* **Given request**: Transcribe the entries that follow, word for word.

— Begin Material provided —

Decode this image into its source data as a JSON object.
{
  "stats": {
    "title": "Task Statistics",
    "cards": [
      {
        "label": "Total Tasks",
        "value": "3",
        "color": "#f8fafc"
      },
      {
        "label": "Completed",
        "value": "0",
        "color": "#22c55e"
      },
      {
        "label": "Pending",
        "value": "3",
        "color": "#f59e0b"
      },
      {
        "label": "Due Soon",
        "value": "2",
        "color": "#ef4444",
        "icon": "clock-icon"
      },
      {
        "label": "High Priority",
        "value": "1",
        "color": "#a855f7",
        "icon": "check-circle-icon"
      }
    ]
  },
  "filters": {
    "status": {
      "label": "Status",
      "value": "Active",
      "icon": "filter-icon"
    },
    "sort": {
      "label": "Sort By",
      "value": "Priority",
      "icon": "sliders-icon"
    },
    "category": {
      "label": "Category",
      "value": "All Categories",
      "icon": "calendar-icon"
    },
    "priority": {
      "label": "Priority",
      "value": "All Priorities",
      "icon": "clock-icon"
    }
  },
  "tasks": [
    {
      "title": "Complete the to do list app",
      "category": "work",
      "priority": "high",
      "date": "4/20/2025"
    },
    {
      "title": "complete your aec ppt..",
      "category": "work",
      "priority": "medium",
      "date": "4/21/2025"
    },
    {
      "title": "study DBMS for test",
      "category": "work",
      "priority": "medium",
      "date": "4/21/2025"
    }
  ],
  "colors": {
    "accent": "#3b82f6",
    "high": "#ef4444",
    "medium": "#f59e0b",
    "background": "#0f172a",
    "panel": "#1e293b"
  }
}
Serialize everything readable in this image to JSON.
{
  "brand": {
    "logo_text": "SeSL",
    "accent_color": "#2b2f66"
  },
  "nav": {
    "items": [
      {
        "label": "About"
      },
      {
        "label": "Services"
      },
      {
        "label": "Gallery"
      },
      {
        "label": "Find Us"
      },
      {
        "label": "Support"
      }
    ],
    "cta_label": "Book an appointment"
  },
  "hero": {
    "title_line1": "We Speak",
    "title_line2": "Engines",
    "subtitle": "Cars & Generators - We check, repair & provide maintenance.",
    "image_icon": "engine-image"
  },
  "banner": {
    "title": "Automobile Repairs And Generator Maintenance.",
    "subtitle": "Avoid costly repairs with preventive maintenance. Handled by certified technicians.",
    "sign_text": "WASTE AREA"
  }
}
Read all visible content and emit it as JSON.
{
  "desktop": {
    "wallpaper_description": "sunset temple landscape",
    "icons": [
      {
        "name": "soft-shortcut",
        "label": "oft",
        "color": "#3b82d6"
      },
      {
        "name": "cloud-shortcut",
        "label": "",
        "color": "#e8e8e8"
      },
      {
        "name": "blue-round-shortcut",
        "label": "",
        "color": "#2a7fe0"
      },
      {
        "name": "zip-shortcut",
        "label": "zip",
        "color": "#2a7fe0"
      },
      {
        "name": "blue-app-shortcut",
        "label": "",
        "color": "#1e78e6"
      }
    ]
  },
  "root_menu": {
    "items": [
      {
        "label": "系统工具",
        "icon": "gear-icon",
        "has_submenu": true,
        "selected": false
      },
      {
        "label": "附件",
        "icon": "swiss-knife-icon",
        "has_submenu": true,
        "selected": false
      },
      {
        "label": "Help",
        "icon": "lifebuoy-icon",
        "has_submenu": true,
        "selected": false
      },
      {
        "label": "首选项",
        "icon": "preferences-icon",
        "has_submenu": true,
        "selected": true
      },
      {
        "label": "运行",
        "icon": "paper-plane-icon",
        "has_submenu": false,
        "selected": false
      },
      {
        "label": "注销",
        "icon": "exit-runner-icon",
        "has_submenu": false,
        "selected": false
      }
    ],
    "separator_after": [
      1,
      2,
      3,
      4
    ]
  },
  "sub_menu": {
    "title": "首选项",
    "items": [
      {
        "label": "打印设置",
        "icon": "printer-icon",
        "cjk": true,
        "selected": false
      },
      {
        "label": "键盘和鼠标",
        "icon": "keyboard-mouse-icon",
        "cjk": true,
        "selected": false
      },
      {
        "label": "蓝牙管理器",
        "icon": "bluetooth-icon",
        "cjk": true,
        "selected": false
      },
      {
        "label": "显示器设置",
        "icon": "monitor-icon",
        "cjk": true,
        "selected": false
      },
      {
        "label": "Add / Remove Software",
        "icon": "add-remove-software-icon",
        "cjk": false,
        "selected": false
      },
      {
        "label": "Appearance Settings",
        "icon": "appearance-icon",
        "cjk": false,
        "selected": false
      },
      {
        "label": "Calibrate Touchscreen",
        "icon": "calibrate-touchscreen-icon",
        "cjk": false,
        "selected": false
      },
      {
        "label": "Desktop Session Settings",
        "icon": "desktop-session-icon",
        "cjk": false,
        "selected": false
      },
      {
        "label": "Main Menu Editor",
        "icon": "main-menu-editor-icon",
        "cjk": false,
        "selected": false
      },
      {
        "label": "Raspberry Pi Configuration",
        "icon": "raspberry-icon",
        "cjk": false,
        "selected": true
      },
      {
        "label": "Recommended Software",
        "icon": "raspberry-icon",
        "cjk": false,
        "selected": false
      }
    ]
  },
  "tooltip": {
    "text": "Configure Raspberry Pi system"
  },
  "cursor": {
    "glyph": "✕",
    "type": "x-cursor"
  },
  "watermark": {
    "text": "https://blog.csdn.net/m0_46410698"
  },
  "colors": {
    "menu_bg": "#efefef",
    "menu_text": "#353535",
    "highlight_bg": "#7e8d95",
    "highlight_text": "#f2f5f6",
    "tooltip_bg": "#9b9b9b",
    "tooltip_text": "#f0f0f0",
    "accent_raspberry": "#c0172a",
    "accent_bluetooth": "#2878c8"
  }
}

— End Material provided —

* **Task solution**:
Decode this image into its source data as a JSON object.
{
  "stats": {
    "title": "Task Statistics",
    "cards": [
      {
        "label": "Total Tasks",
        "value": "3",
        "color": "#f8fafc"
      },
      {
        "label": "Completed",
        "value": "0",
        "color": "#22c55e"
      },
      {
        "label": "Pending",
        "value": "3",
        "color": "#f59e0b"
      },
      {
        "label": "Due Soon",
        "value": "2",
        "color": "#ef4444",
        "icon": "clock-icon"
      },
      {
        "label": "High Priority",
        "value": "1",
        "color": "#a855f7",
        "icon": "check-circle-icon"
      }
    ]
  },
  "filters": {
    "status": {
      "label": "Status",
      "value": "Active",
      "icon": "filter-icon"
    },
    "sort": {
      "label": "Sort By",
      "value": "Priority",
      "icon": "sliders-icon"
    },
    "category": {
      "label": "Category",
      "value": "All Categories",
      "icon": "calendar-icon"
    },
    "priority": {
      "label": "Priority",
      "value": "All Priorities",
      "icon": "clock-icon"
    }
  },
  "tasks": [
    {
      "title": "Complete the to do list app",
      "category": "work",
      "priority": "high",
      "date": "4/20/2025"
    },
    {
      "title": "complete your aec ppt..",
      "category": "work",
      "priority": "medium",
      "date": "4/21/2025"
    },
    {
      "title": "study DBMS for test",
      "category": "work",
      "priority": "medium",
      "date": "4/21/2025"
    }
  ],
  "colors": {
    "accent": "#3b82f6",
    "high": "#ef4444",
    "medium": "#f59e0b",
    "background": "#0f172a",
    "panel": "#1e293b"
  }
}
Serialize everything readable in this image to JSON.
{
  "brand": {
    "logo_text": "SeSL",
    "accent_color": "#2b2f66"
  },
  "nav": {
    "items": [
      {
        "label": "About"
      },
      {
        "label": "Services"
      },
      {
        "label": "Gallery"
      },
      {
        "label": "Find Us"
      },
      {
        "label": "Support"
      }
    ],
    "cta_label": "Book an appointment"
  },
  "hero": {
    "title_line1": "We Speak",
    "title_line2": "Engines",
    "subtitle": "Cars & Generators - We check, repair & provide maintenance.",
    "image_icon": "engine-image"
  },
  "banner": {
    "title": "Automobile Repairs And Generator Maintenance.",
    "subtitle": "Avoid costly repairs with preventive maintenance. Handled by certified technicians.",
    "sign_text": "WASTE AREA"
  }
}
Read all visible content and emit it as JSON.
{
  "desktop": {
    "wallpaper_description": "sunset temple landscape",
    "icons": [
      {
        "name": "soft-shortcut",
        "label": "oft",
        "color": "#3b82d6"
      },
      {
        "name": "cloud-shortcut",
        "label": "",
        "color": "#e8e8e8"
      },
      {
        "name": "blue-round-shortcut",
        "label": "",
        "color": "#2a7fe0"
      },
      {
        "name": "zip-shortcut",
        "label": "zip",
        "color": "#2a7fe0"
      },
      {
        "name": "blue-app-shortcut",
        "label": "",
        "color": "#1e78e6"
      }
    ]
  },
  "root_menu": {
    "items": [
      {
        "label": "系统工具",
        "icon": "gear-icon",
        "has_submenu": true,
        "selected": false
      },
      {
        "label": "附件",
        "icon": "swiss-knife-icon",
        "has_submenu": true,
        "selected": false
      },
      {
        "label": "Help",
        "icon": "lifebuoy-icon",
        "has_submenu": true,
        "selected": false
      },
      {
        "label": "首选项",
        "icon": "preferences-icon",
        "has_submenu": true,
        "selected": true
      },
      {
        "label": "运行",
        "icon": "paper-plane-icon",
        "has_submenu": false,
        "selected": false
      },
      {
        "label": "注销",
        "icon": "exit-runner-icon",
        "has_submenu": false,
        "selected": false
      }
    ],
    "separator_after": [
      1,
      2,
      3,
      4
    ]
  },
  "sub_menu": {
    "title": "首选项",
    "items": [
      {
        "label": "打印设置",
        "icon": "printer-icon",
        "cjk": true,
        "selected": false
      },
      {
        "label": "键盘和鼠标",
        "icon": "keyboard-mouse-icon",
        "cjk": true,
        "selected": false
      },
      {
        "label": "蓝牙管理器",
        "icon": "bluetooth-icon",
        "cjk": true,
        "selected": false
      },
      {
        "label": "显示器设置",
        "icon": "monitor-icon",
        "cjk": true,
        "selected": false
      },
      {
        "label": "Add / Remove Software",
        "icon": "add-remove-software-icon",
        "cjk": false,
        "selected": false
      },
      {
        "label": "Appearance Settings",
        "icon": "appearance-icon",
        "cjk": false,
        "selected": false
      },
      {
        "label": "Calibrate Touchscreen",
        "icon": "calibrate-touchscreen-icon",
        "cjk": false,
        "selected": false
      },
      {
        "label": "Desktop Session Settings",
        "icon": "desktop-session-icon",
        "cjk": false,
        "selected": false
      },
      {
        "label": "Main Menu Editor",
        "icon": "main-menu-editor-icon",
        "cjk": false,
        "selected": false
      },
      {
        "label": "Raspberry Pi Configuration",
        "icon": "raspberry-icon",
        "cjk": false,
        "selected": true
      },
      {
        "label": "Recommended Software",
        "icon": "raspberry-icon",
        "cjk": false,
        "selected": false
      }
    ]
  },
  "tooltip": {
    "text": "Configure Raspberry Pi system"
  },
  "cursor": {
    "glyph": "✕",
    "type": "x-cursor"
  },
  "watermark": {
    "text": "https://blog.csdn.net/m0_46410698"
  },
  "colors": {
    "menu_bg": "#efefef",
    "menu_text": "#353535",
    "highlight_bg": "#7e8d95",
    "highlight_text": "#f2f5f6",
    "tooltip_bg": "#9b9b9b",
    "tooltip_text": "#f0f0f0",
    "accent_raspberry": "#c0172a",
    "accent_bluetooth": "#2878c8"
  }
}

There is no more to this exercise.